Given instruction: Keep every line where the word "bank" appears; drop the rest.

Data listing
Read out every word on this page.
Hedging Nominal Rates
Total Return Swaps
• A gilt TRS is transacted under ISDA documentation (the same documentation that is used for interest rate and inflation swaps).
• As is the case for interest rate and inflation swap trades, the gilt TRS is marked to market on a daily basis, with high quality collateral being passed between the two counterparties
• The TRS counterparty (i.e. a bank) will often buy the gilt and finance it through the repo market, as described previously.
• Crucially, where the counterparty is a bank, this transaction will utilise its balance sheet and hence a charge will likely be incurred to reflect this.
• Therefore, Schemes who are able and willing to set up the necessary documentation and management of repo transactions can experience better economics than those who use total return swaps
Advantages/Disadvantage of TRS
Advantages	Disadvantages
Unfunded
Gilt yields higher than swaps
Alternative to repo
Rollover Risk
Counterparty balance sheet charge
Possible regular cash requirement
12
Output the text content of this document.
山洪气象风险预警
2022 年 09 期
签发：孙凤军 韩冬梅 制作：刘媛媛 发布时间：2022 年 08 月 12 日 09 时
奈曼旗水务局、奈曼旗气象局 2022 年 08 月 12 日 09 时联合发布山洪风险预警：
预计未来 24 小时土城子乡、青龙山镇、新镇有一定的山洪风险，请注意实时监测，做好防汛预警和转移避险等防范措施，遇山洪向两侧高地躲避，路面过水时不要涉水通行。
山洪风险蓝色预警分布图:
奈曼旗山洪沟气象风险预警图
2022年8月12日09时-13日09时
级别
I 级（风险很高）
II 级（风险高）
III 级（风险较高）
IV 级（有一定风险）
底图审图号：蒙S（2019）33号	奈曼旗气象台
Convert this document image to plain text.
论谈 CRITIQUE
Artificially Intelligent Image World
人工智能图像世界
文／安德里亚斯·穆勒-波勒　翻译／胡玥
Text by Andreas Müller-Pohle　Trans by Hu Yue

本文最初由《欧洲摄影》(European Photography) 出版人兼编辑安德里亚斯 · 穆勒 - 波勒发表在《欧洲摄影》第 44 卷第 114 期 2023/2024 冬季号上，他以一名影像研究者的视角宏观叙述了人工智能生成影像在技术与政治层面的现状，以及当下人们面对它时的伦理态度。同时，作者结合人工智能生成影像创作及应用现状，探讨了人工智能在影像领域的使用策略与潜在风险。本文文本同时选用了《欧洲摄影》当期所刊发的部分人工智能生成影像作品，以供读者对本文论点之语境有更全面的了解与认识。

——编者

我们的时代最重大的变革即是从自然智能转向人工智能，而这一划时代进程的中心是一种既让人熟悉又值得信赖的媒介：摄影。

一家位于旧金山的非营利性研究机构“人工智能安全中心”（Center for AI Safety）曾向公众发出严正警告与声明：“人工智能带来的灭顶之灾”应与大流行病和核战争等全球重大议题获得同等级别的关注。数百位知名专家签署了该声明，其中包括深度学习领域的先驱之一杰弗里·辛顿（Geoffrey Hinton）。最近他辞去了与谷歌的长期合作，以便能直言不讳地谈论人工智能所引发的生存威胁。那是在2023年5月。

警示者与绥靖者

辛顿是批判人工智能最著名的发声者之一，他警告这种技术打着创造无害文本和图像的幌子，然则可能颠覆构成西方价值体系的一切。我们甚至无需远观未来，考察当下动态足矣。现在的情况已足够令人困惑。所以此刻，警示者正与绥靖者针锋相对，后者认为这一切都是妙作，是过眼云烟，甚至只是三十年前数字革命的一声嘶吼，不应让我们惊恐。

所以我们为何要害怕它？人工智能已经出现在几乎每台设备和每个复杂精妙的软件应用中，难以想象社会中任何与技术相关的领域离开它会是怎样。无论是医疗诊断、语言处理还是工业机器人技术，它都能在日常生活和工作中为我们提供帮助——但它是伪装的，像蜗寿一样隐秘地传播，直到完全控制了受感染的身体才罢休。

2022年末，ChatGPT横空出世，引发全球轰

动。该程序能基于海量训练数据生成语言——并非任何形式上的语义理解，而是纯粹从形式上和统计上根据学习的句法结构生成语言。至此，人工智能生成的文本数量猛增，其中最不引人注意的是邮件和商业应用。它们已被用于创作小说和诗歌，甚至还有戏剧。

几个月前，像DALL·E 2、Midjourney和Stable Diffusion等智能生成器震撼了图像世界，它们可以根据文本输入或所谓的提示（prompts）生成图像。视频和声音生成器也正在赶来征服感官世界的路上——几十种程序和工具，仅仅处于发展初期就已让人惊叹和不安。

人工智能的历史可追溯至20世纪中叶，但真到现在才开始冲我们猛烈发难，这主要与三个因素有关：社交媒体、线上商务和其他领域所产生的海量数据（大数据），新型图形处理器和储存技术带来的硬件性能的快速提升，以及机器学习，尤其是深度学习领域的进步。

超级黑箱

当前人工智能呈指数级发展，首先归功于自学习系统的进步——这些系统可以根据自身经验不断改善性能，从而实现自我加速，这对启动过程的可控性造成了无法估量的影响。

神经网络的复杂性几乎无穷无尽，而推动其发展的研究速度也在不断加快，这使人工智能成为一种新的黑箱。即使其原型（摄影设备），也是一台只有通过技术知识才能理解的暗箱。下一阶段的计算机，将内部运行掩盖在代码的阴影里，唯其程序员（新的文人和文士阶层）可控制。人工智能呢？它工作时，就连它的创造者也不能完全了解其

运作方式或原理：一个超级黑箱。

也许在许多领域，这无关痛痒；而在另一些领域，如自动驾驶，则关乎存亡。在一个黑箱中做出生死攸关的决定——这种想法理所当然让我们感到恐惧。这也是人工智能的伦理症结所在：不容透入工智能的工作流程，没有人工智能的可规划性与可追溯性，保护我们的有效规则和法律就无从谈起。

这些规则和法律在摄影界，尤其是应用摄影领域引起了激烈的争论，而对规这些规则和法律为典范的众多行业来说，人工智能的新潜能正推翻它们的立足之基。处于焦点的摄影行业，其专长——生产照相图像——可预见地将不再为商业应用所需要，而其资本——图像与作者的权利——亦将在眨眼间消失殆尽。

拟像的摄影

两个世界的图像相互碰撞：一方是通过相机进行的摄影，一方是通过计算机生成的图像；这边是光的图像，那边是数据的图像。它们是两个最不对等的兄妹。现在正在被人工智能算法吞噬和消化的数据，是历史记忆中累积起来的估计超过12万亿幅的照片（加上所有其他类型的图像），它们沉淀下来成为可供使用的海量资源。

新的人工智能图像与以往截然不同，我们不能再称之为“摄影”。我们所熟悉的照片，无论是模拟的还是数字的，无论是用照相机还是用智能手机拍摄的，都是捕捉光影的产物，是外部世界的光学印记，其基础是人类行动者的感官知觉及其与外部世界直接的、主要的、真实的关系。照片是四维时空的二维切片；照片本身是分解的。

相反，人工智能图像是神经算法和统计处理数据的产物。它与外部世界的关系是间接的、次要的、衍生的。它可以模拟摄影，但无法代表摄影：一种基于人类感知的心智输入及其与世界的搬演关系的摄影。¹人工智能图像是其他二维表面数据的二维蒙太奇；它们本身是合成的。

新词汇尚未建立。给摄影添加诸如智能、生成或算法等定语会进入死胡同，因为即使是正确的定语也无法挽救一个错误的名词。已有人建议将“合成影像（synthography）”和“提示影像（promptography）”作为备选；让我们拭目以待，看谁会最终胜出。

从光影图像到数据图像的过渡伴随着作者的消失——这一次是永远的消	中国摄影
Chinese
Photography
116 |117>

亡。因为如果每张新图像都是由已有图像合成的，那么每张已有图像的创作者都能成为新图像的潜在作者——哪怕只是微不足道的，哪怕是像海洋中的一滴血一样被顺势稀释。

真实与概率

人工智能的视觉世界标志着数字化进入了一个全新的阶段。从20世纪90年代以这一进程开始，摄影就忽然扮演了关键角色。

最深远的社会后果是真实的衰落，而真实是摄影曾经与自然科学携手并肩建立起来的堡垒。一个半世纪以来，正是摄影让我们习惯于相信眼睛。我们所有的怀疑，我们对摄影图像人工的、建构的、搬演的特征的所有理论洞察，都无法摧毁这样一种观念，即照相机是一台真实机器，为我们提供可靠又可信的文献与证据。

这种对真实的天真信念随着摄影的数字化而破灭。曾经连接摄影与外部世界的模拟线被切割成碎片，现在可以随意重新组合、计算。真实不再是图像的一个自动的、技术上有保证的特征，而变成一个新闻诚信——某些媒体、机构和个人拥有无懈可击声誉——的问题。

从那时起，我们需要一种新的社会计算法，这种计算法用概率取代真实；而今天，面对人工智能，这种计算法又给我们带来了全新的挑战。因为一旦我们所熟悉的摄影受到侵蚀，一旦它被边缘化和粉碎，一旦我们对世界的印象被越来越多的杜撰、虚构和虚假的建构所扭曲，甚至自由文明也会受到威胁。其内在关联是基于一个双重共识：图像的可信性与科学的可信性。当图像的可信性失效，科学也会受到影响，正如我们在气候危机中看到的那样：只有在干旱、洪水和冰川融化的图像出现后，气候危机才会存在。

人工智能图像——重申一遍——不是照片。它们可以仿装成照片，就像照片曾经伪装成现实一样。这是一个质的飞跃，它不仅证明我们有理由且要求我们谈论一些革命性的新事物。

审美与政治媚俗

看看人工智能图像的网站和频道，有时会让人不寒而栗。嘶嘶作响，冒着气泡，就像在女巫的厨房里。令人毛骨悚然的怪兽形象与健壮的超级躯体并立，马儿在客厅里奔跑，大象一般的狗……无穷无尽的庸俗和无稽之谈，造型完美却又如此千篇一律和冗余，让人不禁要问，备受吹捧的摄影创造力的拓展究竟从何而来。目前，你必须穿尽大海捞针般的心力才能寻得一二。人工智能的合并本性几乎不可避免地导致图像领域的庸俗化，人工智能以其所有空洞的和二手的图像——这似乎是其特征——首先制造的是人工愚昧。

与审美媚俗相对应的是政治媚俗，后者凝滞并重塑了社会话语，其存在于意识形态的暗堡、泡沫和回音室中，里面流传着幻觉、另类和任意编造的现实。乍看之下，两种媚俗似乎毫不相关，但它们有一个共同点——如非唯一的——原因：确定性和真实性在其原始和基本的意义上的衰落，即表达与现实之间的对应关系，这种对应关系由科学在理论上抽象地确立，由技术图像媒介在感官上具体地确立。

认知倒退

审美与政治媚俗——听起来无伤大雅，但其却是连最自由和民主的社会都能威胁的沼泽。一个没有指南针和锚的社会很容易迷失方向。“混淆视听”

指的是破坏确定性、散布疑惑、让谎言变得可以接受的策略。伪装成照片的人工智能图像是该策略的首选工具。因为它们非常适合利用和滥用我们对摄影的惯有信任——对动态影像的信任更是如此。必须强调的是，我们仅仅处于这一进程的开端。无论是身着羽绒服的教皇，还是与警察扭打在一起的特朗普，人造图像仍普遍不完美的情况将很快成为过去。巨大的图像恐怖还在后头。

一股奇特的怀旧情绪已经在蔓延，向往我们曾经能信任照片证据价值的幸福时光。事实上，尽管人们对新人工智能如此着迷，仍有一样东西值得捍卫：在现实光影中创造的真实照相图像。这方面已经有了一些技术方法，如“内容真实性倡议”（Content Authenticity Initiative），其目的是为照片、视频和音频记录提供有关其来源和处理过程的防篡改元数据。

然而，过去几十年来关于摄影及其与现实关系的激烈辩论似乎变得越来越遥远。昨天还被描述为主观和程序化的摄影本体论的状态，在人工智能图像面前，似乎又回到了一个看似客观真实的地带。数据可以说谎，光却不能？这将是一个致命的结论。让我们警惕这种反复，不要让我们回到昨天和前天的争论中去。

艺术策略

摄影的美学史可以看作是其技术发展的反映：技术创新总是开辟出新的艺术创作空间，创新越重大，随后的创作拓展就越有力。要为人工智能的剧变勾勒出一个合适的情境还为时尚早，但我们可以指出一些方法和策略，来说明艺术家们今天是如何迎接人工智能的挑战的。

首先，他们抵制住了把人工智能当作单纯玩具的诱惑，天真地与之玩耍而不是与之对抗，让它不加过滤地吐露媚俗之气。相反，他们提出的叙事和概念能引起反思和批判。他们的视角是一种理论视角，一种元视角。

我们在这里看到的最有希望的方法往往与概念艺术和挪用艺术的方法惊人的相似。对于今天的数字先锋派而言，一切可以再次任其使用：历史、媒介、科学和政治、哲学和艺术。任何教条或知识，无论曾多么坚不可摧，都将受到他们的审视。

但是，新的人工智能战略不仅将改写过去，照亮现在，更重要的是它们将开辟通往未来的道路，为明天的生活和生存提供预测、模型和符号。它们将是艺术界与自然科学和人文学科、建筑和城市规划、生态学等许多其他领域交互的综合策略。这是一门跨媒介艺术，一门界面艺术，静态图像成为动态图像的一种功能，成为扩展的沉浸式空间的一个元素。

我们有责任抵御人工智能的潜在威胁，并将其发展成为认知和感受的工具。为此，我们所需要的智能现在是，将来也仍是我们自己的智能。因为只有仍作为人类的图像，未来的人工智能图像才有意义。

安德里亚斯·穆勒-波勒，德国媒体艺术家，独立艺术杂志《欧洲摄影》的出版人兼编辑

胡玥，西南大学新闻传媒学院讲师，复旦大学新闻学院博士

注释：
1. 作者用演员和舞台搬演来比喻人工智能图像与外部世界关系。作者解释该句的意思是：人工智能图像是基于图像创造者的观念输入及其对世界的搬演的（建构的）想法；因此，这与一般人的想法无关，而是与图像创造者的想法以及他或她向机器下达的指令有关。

Solution for this task:
• The TRS counterparty (i.e. a bank) will often buy the gilt and finance it through the repo market, as described previously.
• Crucially, where the counterparty is a bank, this transaction will utilise its balance sheet and hence a charge will likely be incurred to reflect this.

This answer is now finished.